### PROVIDED DATA
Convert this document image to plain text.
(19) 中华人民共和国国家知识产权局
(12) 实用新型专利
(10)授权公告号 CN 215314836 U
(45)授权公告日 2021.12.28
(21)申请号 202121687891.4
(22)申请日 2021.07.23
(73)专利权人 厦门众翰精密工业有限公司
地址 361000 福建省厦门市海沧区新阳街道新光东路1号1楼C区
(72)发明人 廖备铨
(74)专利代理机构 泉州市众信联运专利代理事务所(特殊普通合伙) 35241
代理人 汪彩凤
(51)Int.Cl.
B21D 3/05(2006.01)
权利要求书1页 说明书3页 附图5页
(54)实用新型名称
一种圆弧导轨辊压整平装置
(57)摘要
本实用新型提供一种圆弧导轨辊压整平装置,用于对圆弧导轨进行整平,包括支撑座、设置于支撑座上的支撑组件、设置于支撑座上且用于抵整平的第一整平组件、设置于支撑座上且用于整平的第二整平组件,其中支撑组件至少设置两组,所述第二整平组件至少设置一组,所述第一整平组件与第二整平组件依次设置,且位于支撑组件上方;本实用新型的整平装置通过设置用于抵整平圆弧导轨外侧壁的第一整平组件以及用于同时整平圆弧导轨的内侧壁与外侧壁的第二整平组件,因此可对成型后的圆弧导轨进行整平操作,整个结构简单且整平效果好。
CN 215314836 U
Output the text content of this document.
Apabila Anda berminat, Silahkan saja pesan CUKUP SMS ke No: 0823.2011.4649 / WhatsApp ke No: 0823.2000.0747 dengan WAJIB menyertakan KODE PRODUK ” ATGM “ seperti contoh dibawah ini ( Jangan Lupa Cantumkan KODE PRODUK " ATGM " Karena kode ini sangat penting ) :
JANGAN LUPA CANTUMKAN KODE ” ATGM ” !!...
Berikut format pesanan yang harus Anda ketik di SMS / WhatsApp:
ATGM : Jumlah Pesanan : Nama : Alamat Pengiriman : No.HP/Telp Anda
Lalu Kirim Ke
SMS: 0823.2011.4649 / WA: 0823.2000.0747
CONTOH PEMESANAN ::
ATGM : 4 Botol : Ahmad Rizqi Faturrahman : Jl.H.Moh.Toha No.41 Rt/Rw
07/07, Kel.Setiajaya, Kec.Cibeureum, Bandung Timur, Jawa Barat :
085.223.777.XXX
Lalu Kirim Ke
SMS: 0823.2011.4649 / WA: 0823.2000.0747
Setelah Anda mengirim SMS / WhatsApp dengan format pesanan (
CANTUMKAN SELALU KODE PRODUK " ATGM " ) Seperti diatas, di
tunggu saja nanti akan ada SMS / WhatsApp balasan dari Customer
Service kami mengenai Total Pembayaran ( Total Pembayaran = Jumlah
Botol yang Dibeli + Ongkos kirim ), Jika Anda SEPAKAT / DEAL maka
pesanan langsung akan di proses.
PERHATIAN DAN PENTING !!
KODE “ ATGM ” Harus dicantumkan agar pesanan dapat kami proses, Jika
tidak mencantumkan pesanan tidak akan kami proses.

### WHAT IS REQUIRED
Write out all of the records above exactly as they appear.

### EXERCISE RESPONSE
Convert this document image to plain text.
(19) 中华人民共和国国家知识产权局
(12) 实用新型专利
(10)授权公告号 CN 215314836 U
(45)授权公告日 2021.12.28
(21)申请号 202121687891.4
(22)申请日 2021.07.23
(73)专利权人 厦门众翰精密工业有限公司
地址 361000 福建省厦门市海沧区新阳街道新光东路1号1楼C区
(72)发明人 廖备铨
(74)专利代理机构 泉州市众信联运专利代理事务所(特殊普通合伙) 35241
代理人 汪彩凤
(51)Int.Cl.
B21D 3/05(2006.01)
权利要求书1页 说明书3页 附图5页
(54)实用新型名称
一种圆弧导轨辊压整平装置
(57)摘要
本实用新型提供一种圆弧导轨辊压整平装置,用于对圆弧导轨进行整平,包括支撑座、设置于支撑座上的支撑组件、设置于支撑座上且用于抵整平的第一整平组件、设置于支撑座上且用于整平的第二整平组件,其中支撑组件至少设置两组,所述第二整平组件至少设置一组,所述第一整平组件与第二整平组件依次设置,且位于支撑组件上方;本实用新型的整平装置通过设置用于抵整平圆弧导轨外侧壁的第一整平组件以及用于同时整平圆弧导轨的内侧壁与外侧壁的第二整平组件,因此可对成型后的圆弧导轨进行整平操作,整个结构简单且整平效果好。
CN 215314836 U
Output the text content of this document.
Apabila Anda berminat, Silahkan saja pesan CUKUP SMS ke No: 0823.2011.4649 / WhatsApp ke No: 0823.2000.0747 dengan WAJIB menyertakan KODE PRODUK ” ATGM “ seperti contoh dibawah ini ( Jangan Lupa Cantumkan KODE PRODUK " ATGM " Karena kode ini sangat penting ) :
JANGAN LUPA CANTUMKAN KODE ” ATGM ” !!...
Berikut format pesanan yang harus Anda ketik di SMS / WhatsApp:
ATGM : Jumlah Pesanan : Nama : Alamat Pengiriman : No.HP/Telp Anda
Lalu Kirim Ke
SMS: 0823.2011.4649 / WA: 0823.2000.0747
CONTOH PEMESANAN ::
ATGM : 4 Botol : Ahmad Rizqi Faturrahman : Jl.H.Moh.Toha No.41 Rt/Rw
07/07, Kel.Setiajaya, Kec.Cibeureum, Bandung Timur, Jawa Barat :
085.223.777.XXX
Lalu Kirim Ke
SMS: 0823.2011.4649 / WA: 0823.2000.0747
Setelah Anda mengirim SMS / WhatsApp dengan format pesanan (
CANTUMKAN SELALU KODE PRODUK " ATGM " ) Seperti diatas, di
tunggu saja nanti akan ada SMS / WhatsApp balasan dari Customer
Service kami mengenai Total Pembayaran ( Total Pembayaran = Jumlah
Botol yang Dibeli + Ongkos kirim ), Jika Anda SEPAKAT / DEAL maka
pesanan langsung akan di proses.
PERHATIAN DAN PENTING !!
KODE “ ATGM ” Harus dicantumkan agar pesanan dapat kami proses, Jika
tidak mencantumkan pesanan tidak akan kami proses.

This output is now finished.